What you have to do: Scan the data for lines with "Диспетчер" and report the count by itself.

··········

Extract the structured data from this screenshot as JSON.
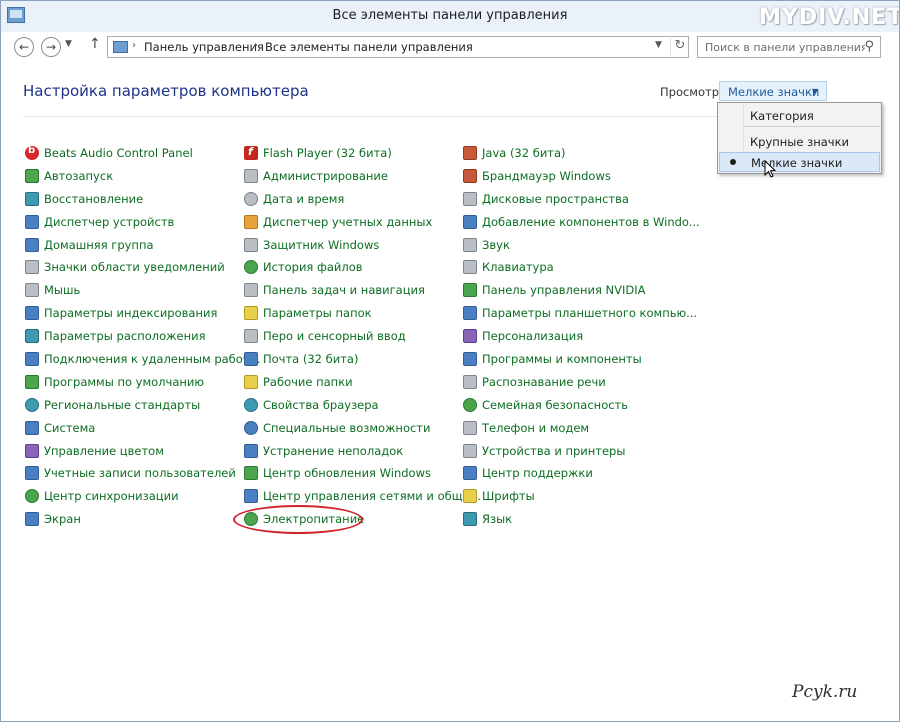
{
  "window": {
    "title": "Все элементы панели управления",
    "watermark": "MYDIV.NET"
  },
  "address": {
    "segments": [
      "Панель управления",
      "Все элементы панели управления"
    ],
    "search_placeholder": "Поиск в панели управления"
  },
  "page": {
    "heading": "Настройка параметров компьютера"
  },
  "view": {
    "label": "Просмотр:",
    "current": "Мелкие значки",
    "options": [
      {
        "label": "Категория",
        "selected": false
      },
      {
        "label": "Крупные значки",
        "selected": false
      },
      {
        "label": "Мелкие значки",
        "selected": true
      }
    ]
  },
  "items": {
    "col1": [
      {
        "label": "Beats Audio Control Panel",
        "icon": "beats-icon"
      },
      {
        "label": "Автозапуск",
        "icon": "autoplay-icon"
      },
      {
        "label": "Восстановление",
        "icon": "recovery-icon"
      },
      {
        "label": "Диспетчер устройств",
        "icon": "device-manager-icon"
      },
      {
        "label": "Домашняя группа",
        "icon": "homegroup-icon"
      },
      {
        "label": "Значки области уведомлений",
        "icon": "notification-icons-icon"
      },
      {
        "label": "Мышь",
        "icon": "mouse-icon"
      },
      {
        "label": "Параметры индексирования",
        "icon": "indexing-icon"
      },
      {
        "label": "Параметры расположения",
        "icon": "location-icon"
      },
      {
        "label": "Подключения к удаленным рабоч...",
        "icon": "remote-connection-icon"
      },
      {
        "label": "Программы по умолчанию",
        "icon": "default-programs-icon"
      },
      {
        "label": "Региональные стандарты",
        "icon": "region-icon"
      },
      {
        "label": "Система",
        "icon": "system-icon"
      },
      {
        "label": "Управление цветом",
        "icon": "color-management-icon"
      },
      {
        "label": "Учетные записи пользователей",
        "icon": "user-accounts-icon"
      },
      {
        "label": "Центр синхронизации",
        "icon": "sync-center-icon"
      },
      {
        "label": "Экран",
        "icon": "display-icon"
      }
    ],
    "col2": [
      {
        "label": "Flash Player (32 бита)",
        "icon": "flash-icon"
      },
      {
        "label": "Администрирование",
        "icon": "admin-tools-icon"
      },
      {
        "label": "Дата и время",
        "icon": "date-time-icon"
      },
      {
        "label": "Диспетчер учетных данных",
        "icon": "credential-manager-icon"
      },
      {
        "label": "Защитник Windows",
        "icon": "defender-icon"
      },
      {
        "label": "История файлов",
        "icon": "file-history-icon"
      },
      {
        "label": "Панель задач и навигация",
        "icon": "taskbar-icon"
      },
      {
        "label": "Параметры папок",
        "icon": "folder-options-icon"
      },
      {
        "label": "Перо и сенсорный ввод",
        "icon": "pen-touch-icon"
      },
      {
        "label": "Почта (32 бита)",
        "icon": "mail-icon"
      },
      {
        "label": "Рабочие папки",
        "icon": "work-folders-icon"
      },
      {
        "label": "Свойства браузера",
        "icon": "internet-options-icon"
      },
      {
        "label": "Специальные возможности",
        "icon": "ease-of-access-icon"
      },
      {
        "label": "Устранение неполадок",
        "icon": "troubleshooting-icon"
      },
      {
        "label": "Центр обновления Windows",
        "icon": "windows-update-icon"
      },
      {
        "label": "Центр управления сетями и общи...",
        "icon": "network-center-icon"
      },
      {
        "label": "Электропитание",
        "icon": "power-options-icon"
      }
    ],
    "col3": [
      {
        "label": "Java (32 бита)",
        "icon": "java-icon"
      },
      {
        "label": "Брандмауэр Windows",
        "icon": "firewall-icon"
      },
      {
        "label": "Дисковые пространства",
        "icon": "storage-spaces-icon"
      },
      {
        "label": "Добавление компонентов в Windo...",
        "icon": "add-features-icon"
      },
      {
        "label": "Звук",
        "icon": "sound-icon"
      },
      {
        "label": "Клавиатура",
        "icon": "keyboard-icon"
      },
      {
        "label": "Панель управления NVIDIA",
        "icon": "nvidia-icon"
      },
      {
        "label": "Параметры планшетного компью...",
        "icon": "tablet-settings-icon"
      },
      {
        "label": "Персонализация",
        "icon": "personalization-icon"
      },
      {
        "label": "Программы и компоненты",
        "icon": "programs-features-icon"
      },
      {
        "label": "Распознавание речи",
        "icon": "speech-recognition-icon"
      },
      {
        "label": "Семейная безопасность",
        "icon": "family-safety-icon"
      },
      {
        "label": "Телефон и модем",
        "icon": "phone-modem-icon"
      },
      {
        "label": "Устройства и принтеры",
        "icon": "devices-printers-icon"
      },
      {
        "label": "Центр поддержки",
        "icon": "action-center-icon"
      },
      {
        "label": "Шрифты",
        "icon": "fonts-icon"
      },
      {
        "label": "Язык",
        "icon": "language-icon"
      }
    ]
  },
  "colors": {
    "link": "#0c6d22",
    "heading": "#1e3287",
    "highlight": "#d2232a"
  },
  "footer": {
    "logo": "Pcyk.ru"
  }
}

··········

Exercise result: 2